Records excerpted from a collection:
-.-.-
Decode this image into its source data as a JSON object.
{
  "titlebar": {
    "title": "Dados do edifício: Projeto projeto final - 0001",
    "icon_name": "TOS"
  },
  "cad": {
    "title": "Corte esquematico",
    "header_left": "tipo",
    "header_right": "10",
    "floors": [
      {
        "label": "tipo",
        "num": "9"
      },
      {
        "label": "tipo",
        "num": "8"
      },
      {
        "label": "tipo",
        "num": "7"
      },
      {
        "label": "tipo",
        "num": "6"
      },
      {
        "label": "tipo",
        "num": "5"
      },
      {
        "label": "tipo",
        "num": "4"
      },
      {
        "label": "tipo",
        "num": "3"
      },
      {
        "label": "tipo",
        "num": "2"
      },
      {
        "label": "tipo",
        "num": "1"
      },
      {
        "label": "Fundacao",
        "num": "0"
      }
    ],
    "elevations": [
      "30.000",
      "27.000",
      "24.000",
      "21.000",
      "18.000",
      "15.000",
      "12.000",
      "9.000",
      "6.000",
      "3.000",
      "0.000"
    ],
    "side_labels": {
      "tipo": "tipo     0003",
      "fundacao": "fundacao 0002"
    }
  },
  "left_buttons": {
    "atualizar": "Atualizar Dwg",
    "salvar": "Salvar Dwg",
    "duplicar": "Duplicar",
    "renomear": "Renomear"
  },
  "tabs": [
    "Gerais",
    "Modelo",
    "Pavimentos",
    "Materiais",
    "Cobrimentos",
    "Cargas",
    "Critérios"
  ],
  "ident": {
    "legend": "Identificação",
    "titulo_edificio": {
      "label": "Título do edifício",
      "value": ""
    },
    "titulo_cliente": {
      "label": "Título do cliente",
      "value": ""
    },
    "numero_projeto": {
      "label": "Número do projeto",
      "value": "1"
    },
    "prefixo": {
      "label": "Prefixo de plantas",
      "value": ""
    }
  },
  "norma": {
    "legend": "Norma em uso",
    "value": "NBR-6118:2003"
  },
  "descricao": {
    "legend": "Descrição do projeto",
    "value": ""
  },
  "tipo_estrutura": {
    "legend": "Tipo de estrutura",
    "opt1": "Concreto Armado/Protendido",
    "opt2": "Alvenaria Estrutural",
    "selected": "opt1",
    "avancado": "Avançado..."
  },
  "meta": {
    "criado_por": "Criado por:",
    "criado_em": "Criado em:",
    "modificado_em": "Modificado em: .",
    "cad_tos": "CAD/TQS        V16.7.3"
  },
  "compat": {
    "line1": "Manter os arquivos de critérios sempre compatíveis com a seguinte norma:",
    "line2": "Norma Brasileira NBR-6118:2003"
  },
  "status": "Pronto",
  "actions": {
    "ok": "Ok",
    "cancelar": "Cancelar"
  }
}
-.-.-
WHAT YOU WILL DO: Retype every entry above, word for word.

FINAL ANSWER:
Decode this image into its source data as a JSON object.
{
  "titlebar": {
    "title": "Dados do edifício: Projeto projeto final - 0001",
    "icon_name": "TOS"
  },
  "cad": {
    "title": "Corte esquematico",
    "header_left": "tipo",
    "header_right": "10",
    "floors": [
      {
        "label": "tipo",
        "num": "9"
      },
      {
        "label": "tipo",
        "num": "8"
      },
      {
        "label": "tipo",
        "num": "7"
      },
      {
        "label": "tipo",
        "num": "6"
      },
      {
        "label": "tipo",
        "num": "5"
      },
      {
        "label": "tipo",
        "num": "4"
      },
      {
        "label": "tipo",
        "num": "3"
      },
      {
        "label": "tipo",
        "num": "2"
      },
      {
        "label": "tipo",
        "num": "1"
      },
      {
        "label": "Fundacao",
        "num": "0"
      }
    ],
    "elevations": [
      "30.000",
      "27.000",
      "24.000",
      "21.000",
      "18.000",
      "15.000",
      "12.000",
      "9.000",
      "6.000",
      "3.000",
      "0.000"
    ],
    "side_labels": {
      "tipo": "tipo     0003",
      "fundacao": "fundacao 0002"
    }
  },
  "left_buttons": {
    "atualizar": "Atualizar Dwg",
    "salvar": "Salvar Dwg",
    "duplicar": "Duplicar",
    "renomear": "Renomear"
  },
  "tabs": [
    "Gerais",
    "Modelo",
    "Pavimentos",
    "Materiais",
    "Cobrimentos",
    "Cargas",
    "Critérios"
  ],
  "ident": {
    "legend": "Identificação",
    "titulo_edificio": {
      "label": "Título do edifício",
      "value": ""
    },
    "titulo_cliente": {
      "label": "Título do cliente",
      "value": ""
    },
    "numero_projeto": {
      "label": "Número do projeto",
      "value": "1"
    },
    "prefixo": {
      "label": "Prefixo de plantas",
      "value": ""
    }
  },
  "norma": {
    "legend": "Norma em uso",
    "value": "NBR-6118:2003"
  },
  "descricao": {
    "legend": "Descrição do projeto",
    "value": ""
  },
  "tipo_estrutura": {
    "legend": "Tipo de estrutura",
    "opt1": "Concreto Armado/Protendido",
    "opt2": "Alvenaria Estrutural",
    "selected": "opt1",
    "avancado": "Avançado..."
  },
  "meta": {
    "criado_por": "Criado por:",
    "criado_em": "Criado em:",
    "modificado_em": "Modificado em: .",
    "cad_tos": "CAD/TQS        V16.7.3"
  },
  "compat": {
    "line1": "Manter os arquivos de critérios sempre compatíveis com a seguinte norma:",
    "line2": "Norma Brasileira NBR-6118:2003"
  },
  "status": "Pronto",
  "actions": {
    "ok": "Ok",
    "cancelar": "Cancelar"
  }
}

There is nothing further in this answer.